[START OF Information shown]

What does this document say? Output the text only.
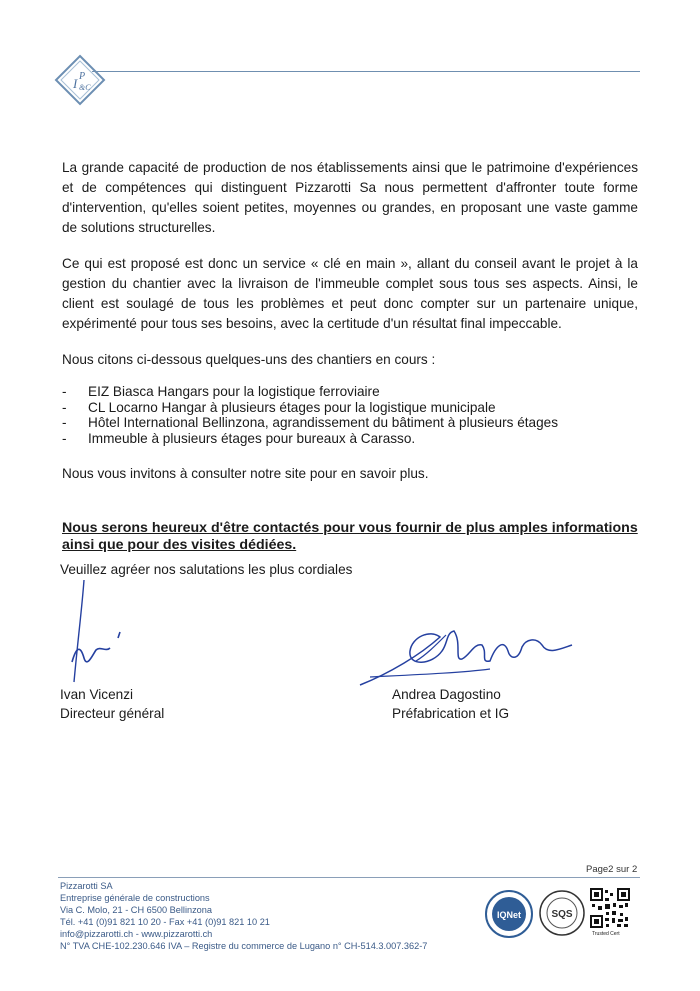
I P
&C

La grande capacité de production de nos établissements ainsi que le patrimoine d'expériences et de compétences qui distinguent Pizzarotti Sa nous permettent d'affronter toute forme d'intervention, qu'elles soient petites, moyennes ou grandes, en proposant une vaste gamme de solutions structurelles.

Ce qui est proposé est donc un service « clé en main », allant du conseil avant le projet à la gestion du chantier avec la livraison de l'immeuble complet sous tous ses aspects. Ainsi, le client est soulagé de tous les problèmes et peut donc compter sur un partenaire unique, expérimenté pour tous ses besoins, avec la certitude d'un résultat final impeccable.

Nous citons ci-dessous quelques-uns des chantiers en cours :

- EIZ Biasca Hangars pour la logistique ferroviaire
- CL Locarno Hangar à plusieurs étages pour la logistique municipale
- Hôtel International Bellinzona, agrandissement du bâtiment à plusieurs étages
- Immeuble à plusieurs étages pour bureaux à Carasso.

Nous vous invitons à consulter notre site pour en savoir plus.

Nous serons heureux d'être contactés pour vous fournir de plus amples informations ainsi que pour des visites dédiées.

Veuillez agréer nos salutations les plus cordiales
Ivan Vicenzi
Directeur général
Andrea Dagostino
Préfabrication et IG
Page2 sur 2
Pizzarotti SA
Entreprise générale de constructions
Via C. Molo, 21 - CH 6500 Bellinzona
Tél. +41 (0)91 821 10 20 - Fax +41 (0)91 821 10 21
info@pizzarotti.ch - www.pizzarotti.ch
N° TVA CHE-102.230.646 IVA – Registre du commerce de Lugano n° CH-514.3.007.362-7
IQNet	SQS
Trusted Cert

[END OF Information shown]
[START OF Information shown]

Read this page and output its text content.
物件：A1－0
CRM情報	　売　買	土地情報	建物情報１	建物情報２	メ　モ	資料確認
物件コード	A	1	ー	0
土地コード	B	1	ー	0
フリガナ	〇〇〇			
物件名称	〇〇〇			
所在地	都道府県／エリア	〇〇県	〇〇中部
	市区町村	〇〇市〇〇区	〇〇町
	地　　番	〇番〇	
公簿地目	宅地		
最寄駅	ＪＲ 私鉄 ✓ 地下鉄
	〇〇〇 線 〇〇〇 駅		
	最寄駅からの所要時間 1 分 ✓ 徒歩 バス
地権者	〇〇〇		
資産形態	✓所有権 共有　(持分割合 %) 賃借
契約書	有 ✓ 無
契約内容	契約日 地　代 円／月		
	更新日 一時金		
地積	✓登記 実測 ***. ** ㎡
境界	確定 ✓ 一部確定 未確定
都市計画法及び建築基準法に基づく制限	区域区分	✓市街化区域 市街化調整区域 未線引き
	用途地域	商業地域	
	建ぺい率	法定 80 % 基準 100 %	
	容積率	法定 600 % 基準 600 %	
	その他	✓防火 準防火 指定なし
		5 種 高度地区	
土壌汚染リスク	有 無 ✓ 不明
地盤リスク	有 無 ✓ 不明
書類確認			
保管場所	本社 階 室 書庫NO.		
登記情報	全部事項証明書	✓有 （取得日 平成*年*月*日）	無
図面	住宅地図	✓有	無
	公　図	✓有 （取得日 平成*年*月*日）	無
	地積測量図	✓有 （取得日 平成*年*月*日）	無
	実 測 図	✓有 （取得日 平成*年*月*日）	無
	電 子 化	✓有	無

[END OF Information shown]

- **Task details**:
Identify the lines of the entries containing the string "this". Copy each such line.

- **Final result**:
What does this document say? Output the text only.
Read this page and output its text content.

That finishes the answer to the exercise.